---- Task data

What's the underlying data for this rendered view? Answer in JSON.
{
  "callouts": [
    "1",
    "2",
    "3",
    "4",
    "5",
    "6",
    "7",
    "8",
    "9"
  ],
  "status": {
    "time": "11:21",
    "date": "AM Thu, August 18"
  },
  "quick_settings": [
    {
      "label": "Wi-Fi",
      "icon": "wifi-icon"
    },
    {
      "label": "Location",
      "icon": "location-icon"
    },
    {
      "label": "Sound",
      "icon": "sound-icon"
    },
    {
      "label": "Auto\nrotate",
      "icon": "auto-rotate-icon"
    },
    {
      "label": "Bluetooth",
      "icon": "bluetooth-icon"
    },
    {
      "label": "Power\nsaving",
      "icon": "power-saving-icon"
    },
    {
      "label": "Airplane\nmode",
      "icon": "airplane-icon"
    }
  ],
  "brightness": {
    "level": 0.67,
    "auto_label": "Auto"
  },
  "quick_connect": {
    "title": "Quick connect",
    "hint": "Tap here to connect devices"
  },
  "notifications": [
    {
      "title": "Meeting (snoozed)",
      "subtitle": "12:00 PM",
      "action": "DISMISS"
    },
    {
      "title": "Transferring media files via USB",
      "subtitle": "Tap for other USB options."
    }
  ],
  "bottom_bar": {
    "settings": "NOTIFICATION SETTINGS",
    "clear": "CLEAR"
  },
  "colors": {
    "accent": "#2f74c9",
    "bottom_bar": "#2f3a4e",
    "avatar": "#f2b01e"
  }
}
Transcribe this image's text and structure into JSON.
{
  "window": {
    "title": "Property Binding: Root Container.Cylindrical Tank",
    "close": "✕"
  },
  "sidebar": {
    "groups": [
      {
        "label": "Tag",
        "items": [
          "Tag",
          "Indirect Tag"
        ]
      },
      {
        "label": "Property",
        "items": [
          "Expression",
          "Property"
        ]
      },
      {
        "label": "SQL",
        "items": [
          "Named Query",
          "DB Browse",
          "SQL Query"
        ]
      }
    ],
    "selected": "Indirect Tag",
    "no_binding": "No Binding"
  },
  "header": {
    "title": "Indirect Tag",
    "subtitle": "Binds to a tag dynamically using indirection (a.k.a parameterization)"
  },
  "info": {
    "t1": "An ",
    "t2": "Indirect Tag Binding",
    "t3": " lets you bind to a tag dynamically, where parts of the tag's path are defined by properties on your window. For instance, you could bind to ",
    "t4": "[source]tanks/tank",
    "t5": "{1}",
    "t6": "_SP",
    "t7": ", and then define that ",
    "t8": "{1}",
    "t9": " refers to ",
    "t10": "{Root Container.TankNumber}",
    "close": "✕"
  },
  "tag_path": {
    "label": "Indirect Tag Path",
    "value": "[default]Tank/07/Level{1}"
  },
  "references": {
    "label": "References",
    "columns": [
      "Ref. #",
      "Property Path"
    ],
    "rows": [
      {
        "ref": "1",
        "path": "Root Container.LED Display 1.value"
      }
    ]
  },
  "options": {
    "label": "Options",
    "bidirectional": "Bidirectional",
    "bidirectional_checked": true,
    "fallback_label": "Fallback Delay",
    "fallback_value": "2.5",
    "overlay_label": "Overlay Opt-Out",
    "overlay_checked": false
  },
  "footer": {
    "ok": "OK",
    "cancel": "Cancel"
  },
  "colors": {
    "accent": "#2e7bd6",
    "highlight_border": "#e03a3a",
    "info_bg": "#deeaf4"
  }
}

--------

Exactly reproduce the lines from the one containing "Transcribe this image's" through the end of the records, and only those lines.

Transcribe this image's text and structure into JSON.
{
  "window": {
    "title": "Property Binding: Root Container.Cylindrical Tank",
    "close": "✕"
  },
  "sidebar": {
    "groups": [
      {
        "label": "Tag",
        "items": [
          "Tag",
          "Indirect Tag"
        ]
      },
      {
        "label": "Property",
        "items": [
          "Expression",
          "Property"
        ]
      },
      {
        "label": "SQL",
        "items": [
          "Named Query",
          "DB Browse",
          "SQL Query"
        ]
      }
    ],
    "selected": "Indirect Tag",
    "no_binding": "No Binding"
  },
  "header": {
    "title": "Indirect Tag",
    "subtitle": "Binds to a tag dynamically using indirection (a.k.a parameterization)"
  },
  "info": {
    "t1": "An ",
    "t2": "Indirect Tag Binding",
    "t3": " lets you bind to a tag dynamically, where parts of the tag's path are defined by properties on your window. For instance, you could bind to ",
    "t4": "[source]tanks/tank",
    "t5": "{1}",
    "t6": "_SP",
    "t7": ", and then define that ",
    "t8": "{1}",
    "t9": " refers to ",
    "t10": "{Root Container.TankNumber}",
    "close": "✕"
  },
  "tag_path": {
    "label": "Indirect Tag Path",
    "value": "[default]Tank/07/Level{1}"
  },
  "references": {
    "label": "References",
    "columns": [
      "Ref. #",
      "Property Path"
    ],
    "rows": [
      {
        "ref": "1",
        "path": "Root Container.LED Display 1.value"
      }
    ]
  },
  "options": {
    "label": "Options",
    "bidirectional": "Bidirectional",
    "bidirectional_checked": true,
    "fallback_label": "Fallback Delay",
    "fallback_value": "2.5",
    "overlay_label": "Overlay Opt-Out",
    "overlay_checked": false
  },
  "footer": {
    "ok": "OK",
    "cancel": "Cancel"
  },
  "colors": {
    "accent": "#2e7bd6",
    "highlight_border": "#e03a3a",
    "info_bg": "#deeaf4"
  }
}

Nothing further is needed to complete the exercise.